# Extrait fourni
===============

En septembre 1946, j'ai cessé mes études universitaires et j'ai travaillé deux ans à la maison de Versailles, jusqu'en août 48. Pendant très peu de temps, ma directrice a été Nini, qui fut remplacée par Monsieur et Madame Félix Goldschmidt. Comme les Samuel, les Goldschmidt se sont investi dans la marche de la maison et le bonheur des enfants, parmi lesquels il y avait Leiser (Elie) Wiesel qui n'était pas toujours facile. Ils rêvaient de leur donner le sentiment d'avoir une famille. Malheureusement, c'était aux dépens de leurs propres enfants.
Après qu'il ait fait deux années d'études à Paris, le directeur, le grand rabbin Lieber, attribua à Max une bourse pour faire une année d'études dans une yeshiva. Il choisit Londres, et après un essai dans une yeshiva qui ne lui convenait pas, il décida d'aller au Jewish College, qui avait ouvert ses portes quelques années plus tôt, et où les études y étaient d'un très haut niveau. Le maître était Rav Kahana, un ancien responsable d'une yeshiva de Lituanie jusqu'à la guerre. Sa femme et ses enfants furent déportés ; il put, lui, arriver en Angleterre où il fréquenta l'Université de Londres pour apprendre l'anglais. C'est grâce à lui que Max, qui était de loin le plus jeune élève, put obtenir une Smi'ha, titre lui permettant de prendre des décisions rabbiniques. Max est revenu en juillet d'Angleterre, muni du diplôme de Rabbin très prestigieux, mais n'avait pas fait celui de l'école rabbinique française. On lui fit des misères… et il le passa donc, un an plus tard. C'était impossible autrement, d'abord pour l'honneur de l'école et ensuite pour obtenir un poste d'État. Les postes de rabbins des trois départements de l'Est étaient, grâce au concordat, des postes d'Etat et avaient une place importante dans la vie officielle. Lorsqu'il commença à travailler, il avait 23 ans.
Max et moi, nous nous étions fiancés en 1946 et avions décidé de nous marier dans les deux ans, dès qu'il aurait fini ses études et trouvé du travail pour entretenir sa famille. Nous avons donc fixé le mariage au mois de septembre 1948. Mes parents se sont entièrement occupés de la préparation du mariage. En septembre, avant Rosh Hashana, nous nous sommes donc mariés rue Cadet et ce fut le rabbin Munk qui procéda à la cérémonie. Ma sœur Éliane était déjà mariée depuis un an avec Isy Loinger dont elle eut trois fils. Mes parents ont préparé le mariage et Maman, avec l'aide d'une femme qu'elle connaissait, a fait toute la cuisine.

===============

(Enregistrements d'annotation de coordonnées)

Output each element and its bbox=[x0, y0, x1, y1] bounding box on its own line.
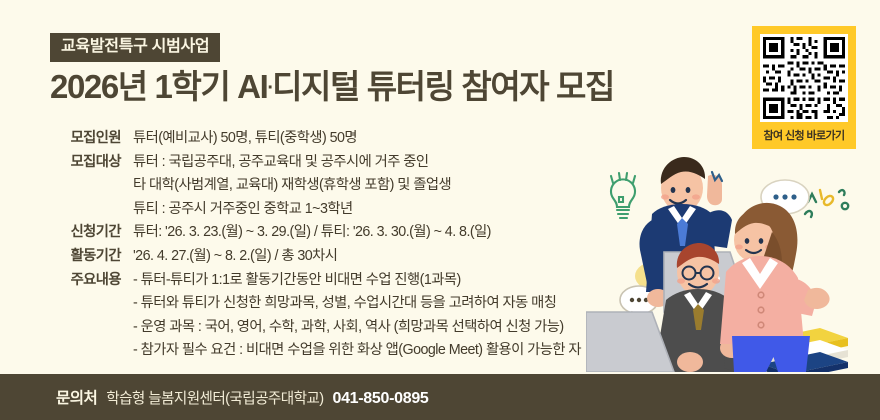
lightbulb-icon bbox=[611, 173, 635, 218]
info-row-label: 모집인원 bbox=[48, 127, 133, 151]
info-row-value: 튜터: '26. 3. 23.(월) ~ 3. 29.(일) / 튜티: '26… bbox=[133, 221, 648, 245]
info-row-label: 모집대상 bbox=[48, 151, 133, 175]
info-row: 주요내용- 튜터-튜티가 1:1로 활동기간동안 비대면 수업 진행(1과목) bbox=[48, 269, 648, 293]
program-badge: 교육발전특구 시범사업 bbox=[50, 33, 220, 62]
three-people-studying-illustration bbox=[586, 140, 880, 372]
info-row-label: 신청기간 bbox=[48, 221, 133, 245]
info-row: 활동기간'26. 4. 27.(월) ~ 8. 2.(일) / 총 30차시 bbox=[48, 245, 648, 269]
confetti-icon bbox=[805, 190, 848, 217]
page-title: 2026년 1학기 AI·디지털 튜터링 참여자 모집 bbox=[50, 68, 614, 107]
info-row: 신청기간튜터: '26. 3. 23.(월) ~ 3. 29.(일) / 튜티:… bbox=[48, 221, 648, 245]
qr-code-wrap bbox=[752, 26, 856, 124]
qr-apply-block[interactable]: 참여 신청 바로가기 bbox=[752, 26, 856, 149]
info-row-subline: - 튜터와 튜티가 신청한 희망과목, 성별, 수업시간대 등을 고려하여 자동… bbox=[48, 292, 648, 316]
info-row-subline: 타 대학(사범계열, 교육대) 재학생(휴학생 포함) 및 졸업생 bbox=[48, 174, 648, 198]
info-row: 모집대상튜터 : 국립공주대, 공주교육대 및 공주시에 거주 중인 bbox=[48, 151, 648, 175]
poster-root: 교육발전특구 시범사업 2026년 1학기 AI·디지털 튜터링 참여자 모집 … bbox=[0, 0, 880, 420]
footer-bar: 문의처 학습형 늘봄지원센터(국립공주대학교) 041-850-0895 bbox=[0, 374, 880, 420]
info-row-label: 주요내용 bbox=[48, 269, 133, 293]
title-part2: 디지털 튜터링 참여자 모집 bbox=[272, 68, 614, 105]
title-part1: 2026년 1학기 AI bbox=[50, 68, 267, 105]
info-row-value: 튜터(예비교사) 50명, 튜티(중학생) 50명 bbox=[133, 127, 648, 151]
footer-contact-label: 문의처 bbox=[56, 386, 97, 408]
info-row-value: 튜터 : 국립공주대, 공주교육대 및 공주시에 거주 중인 bbox=[133, 151, 648, 175]
qr-code-icon bbox=[760, 34, 848, 122]
info-table: 모집인원튜터(예비교사) 50명, 튜티(중학생) 50명모집대상튜터 : 국립… bbox=[48, 127, 648, 363]
info-row-subline: 튜티 : 공주시 거주중인 중학교 1~3학년 bbox=[48, 198, 648, 222]
info-row: 모집인원튜터(예비교사) 50명, 튜티(중학생) 50명 bbox=[48, 127, 648, 151]
info-row-label: 활동기간 bbox=[48, 245, 133, 269]
footer-organization: 학습형 늘봄지원센터(국립공주대학교) bbox=[106, 387, 323, 408]
info-row-subline: - 운영 과목 : 국어, 영어, 수학, 과학, 사회, 역사 (희망과목 선… bbox=[48, 316, 648, 340]
footer-telephone[interactable]: 041-850-0895 bbox=[332, 390, 428, 408]
info-row-value: - 튜터-튜티가 1:1로 활동기간동안 비대면 수업 진행(1과목) bbox=[133, 269, 648, 293]
info-row-value: '26. 4. 27.(월) ~ 8. 2.(일) / 총 30차시 bbox=[133, 245, 648, 269]
info-row-subline: - 참가자 필수 요건 : 비대면 수업을 위한 화상 앱(Google Mee… bbox=[48, 339, 648, 363]
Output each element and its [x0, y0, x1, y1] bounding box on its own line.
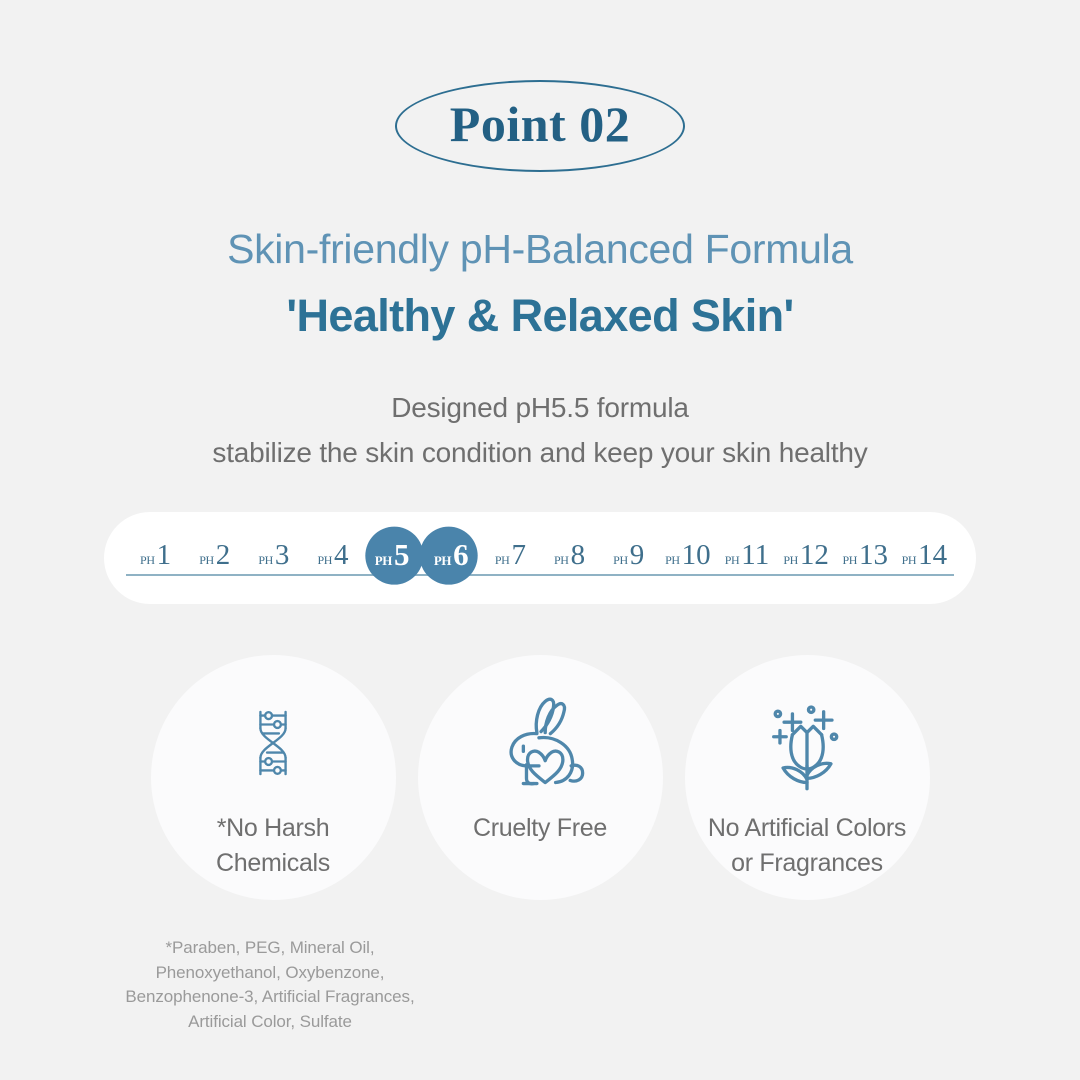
ph-tick-text: pH3: [258, 539, 289, 572]
ph-tick-text: pH5: [375, 537, 410, 573]
ph-tick-prefix: pH: [783, 549, 798, 569]
ph-tick-prefix: pH: [258, 549, 273, 569]
ph-tick-value: 5: [394, 537, 410, 573]
ph-tick-prefix: pH: [902, 549, 917, 569]
ph-tick-6: pH6: [422, 512, 481, 604]
feature-card-3: No Artificial Colorsor Fragrances: [685, 655, 930, 900]
ph-tick-text: pH2: [199, 539, 230, 572]
body-line-2: stabilize the skin condition and keep yo…: [0, 430, 1080, 475]
ph-tick-prefix: pH: [665, 549, 680, 569]
footnote-line-3: Benzophenone-3, Artificial Fragrances,: [60, 985, 480, 1010]
ph-tick-7: pH7: [481, 512, 540, 604]
ph-tick-prefix: pH: [434, 549, 451, 570]
ph-tick-text: pH14: [902, 539, 948, 572]
ph-tick-value: 3: [275, 539, 290, 572]
ph-scale-panel: pH1pH2pH3pH4pH5pH6pH7pH8pH9pH10pH11pH12p…: [104, 512, 976, 604]
ph-tick-value: 1: [157, 539, 172, 572]
ph-tick-11: pH11: [717, 512, 776, 604]
ph-tick-1: pH1: [126, 512, 185, 604]
footnote-line-1: *Paraben, PEG, Mineral Oil,: [60, 936, 480, 961]
feature-label-line: or Fragrances: [692, 846, 922, 881]
body-line-1: Designed pH5.5 formula: [0, 385, 1080, 430]
ph-tick-13: pH13: [836, 512, 895, 604]
ph-tick-prefix: pH: [317, 549, 332, 569]
feature-label-line: Chemicals: [158, 846, 388, 881]
ph-tick-value: 7: [511, 539, 526, 572]
point-badge-label: Point 02: [450, 99, 630, 153]
ph-tick-value: 10: [682, 539, 711, 572]
ph-tick-9: pH9: [599, 512, 658, 604]
ph-tick-text: pH6: [434, 537, 469, 573]
ph-tick-text: pH7: [495, 539, 526, 572]
feature-label: *No HarshChemicals: [158, 811, 388, 880]
ph-tick-prefix: pH: [199, 549, 214, 569]
feature-label: No Artificial Colorsor Fragrances: [692, 811, 922, 880]
promo-page: Point 02 Skin-friendly pH-Balanced Formu…: [0, 0, 1080, 1080]
feature-label: Cruelty Free: [425, 811, 655, 846]
ph-tick-14: pH14: [895, 512, 954, 604]
ph-tick-value: 12: [800, 539, 829, 572]
ph-tick-text: pH9: [613, 539, 644, 572]
feature-list: *No HarshChemicalsCruelty FreeNo Artific…: [0, 655, 1080, 900]
ph-tick-value: 4: [334, 539, 349, 572]
ph-tick-prefix: pH: [725, 549, 740, 569]
feature-label-line: Cruelty Free: [425, 811, 655, 846]
footnote-line-4: Artificial Color, Sulfate: [60, 1010, 480, 1035]
ph-tick-12: pH12: [777, 512, 836, 604]
point-badge-ellipse: Point 02: [395, 80, 685, 172]
ph-tick-2: pH2: [185, 512, 244, 604]
feature-card-1: *No HarshChemicals: [151, 655, 396, 900]
ph-tick-prefix: pH: [842, 549, 857, 569]
ph-tick-4: pH4: [303, 512, 362, 604]
ph-tick-text: pH4: [317, 539, 348, 572]
ph-tick-text: pH8: [554, 539, 585, 572]
ph-tick-prefix: pH: [375, 549, 392, 570]
dna-helix-icon: [236, 683, 310, 803]
ph-tick-prefix: pH: [140, 549, 155, 569]
ph-scale-inner: pH1pH2pH3pH4pH5pH6pH7pH8pH9pH10pH11pH12p…: [126, 512, 954, 604]
ph-tick-value: 8: [571, 539, 586, 572]
ph-tick-value: 13: [859, 539, 888, 572]
feature-label-line: *No Harsh: [158, 811, 388, 846]
point-badge-wrap: Point 02: [0, 80, 1080, 172]
feature-card-2: Cruelty Free: [418, 655, 663, 900]
ph-tick-5: pH5: [363, 512, 422, 604]
footnote: *Paraben, PEG, Mineral Oil, Phenoxyethan…: [60, 936, 480, 1035]
ph-tick-text: pH11: [725, 539, 769, 572]
feature-label-line: No Artificial Colors: [692, 811, 922, 846]
heading-block: Skin-friendly pH-Balanced Formula 'Healt…: [0, 225, 1080, 343]
ph-tick-value: 6: [453, 537, 469, 573]
ph-tick-8: pH8: [540, 512, 599, 604]
rabbit-heart-icon: [488, 683, 592, 803]
ph-tick-prefix: pH: [554, 549, 569, 569]
subheading: Skin-friendly pH-Balanced Formula: [0, 225, 1080, 274]
ph-tick-value: 2: [216, 539, 231, 572]
ph-tick-3: pH3: [244, 512, 303, 604]
ph-tick-10: pH10: [658, 512, 717, 604]
ph-tick-list: pH1pH2pH3pH4pH5pH6pH7pH8pH9pH10pH11pH12p…: [126, 512, 954, 604]
ph-tick-prefix: pH: [613, 549, 628, 569]
footnote-line-2: Phenoxyethanol, Oxybenzone,: [60, 961, 480, 986]
ph-tick-value: 14: [918, 539, 947, 572]
tulip-sparkle-icon: [755, 683, 859, 803]
ph-tick-prefix: pH: [495, 549, 510, 569]
page-title: 'Healthy & Relaxed Skin': [0, 289, 1080, 343]
ph-tick-text: pH10: [665, 539, 711, 572]
ph-tick-text: pH1: [140, 539, 171, 572]
body-copy: Designed pH5.5 formula stabilize the ski…: [0, 385, 1080, 476]
ph-tick-text: pH13: [842, 539, 888, 572]
ph-tick-value: 9: [630, 539, 645, 572]
ph-tick-value: 11: [741, 539, 769, 572]
ph-tick-text: pH12: [783, 539, 829, 572]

===============

# Défis
**a)** Dans le récit de souvenirs, quel âge avait Max lorsqu'il commença à travailler ?
**b)** Poursuivez le récit de souvenirs en reprenant juste après sa dernière phrase.

# Réponses aux consignes
**a)** Il avait 23 ans.

**b)**
Nous n'avions pas d'appartement puisque nous ne savions pas encore quel serait notre lieu de travail. Comme chaque année, Max célébrait les offices de fêtes dans une communauté de l'Est de la France qui n'avait pas de rabbin, ni souvent de chantre. Après les fêtes, sachant que la communauté de Strasbourg cherchait un rabbin, Max a posé sa candidature. Le grand rabbin Deutsch avait été nomme grand rabbin de Strasbourg et du Bas-Rhin. Max s'est présenté pour être son adjoint comme rabbin de Strasbourg. Il n'y avait pas d'orgue… mais beaucoup de membres de la communauté espéraient encore son retour. Quand Max s'est présenté devant le vice-président de la communauté, un cousin de maman, le bijoutier Arthur Blum, celui-ci lui a posé la question : "Accepteriez-vous la réinstallation de l'orgue dans la grande synagogue de Strasbourg ?". Max lui répondit : "Dans les mêmes conditions que le grand rabbin Deutsch, c'est-à-dire, mariages, 14 juillet – avant l'entrée du Shabath – et autres manifestations de ce genre." "Je vous remercie pour votre franchise", répondit Arthur, "mais la place n'est pas pour vous !"
Nous sommes allés humblement nous installer à Bischheim, communauté mère de Strasbourg avant la révolution, quand les Juifs n'avaient pas encore le droit de s'installer dans les villes. Les Bishheimois étaient des Juifs-alsaciens de longue date et avaient gardé une mentalité et des traditions vieilles de plusieurs siècles. Nous logions dans une vieille maison campagnarde dépourvue de tout confort, formée d'une cuisine, de deux chambres et de deux autres petites "chambres" qui en faisaient partie. Il n'y avait évidemment pas de salle de bain. Les WC se trouvaient au fond de la cour. Un plaisir en hiver et pendant les journées de pluie, surtout pour les enfants. Nous avions de la chance d'avoir l'eau courante dans la cuisine.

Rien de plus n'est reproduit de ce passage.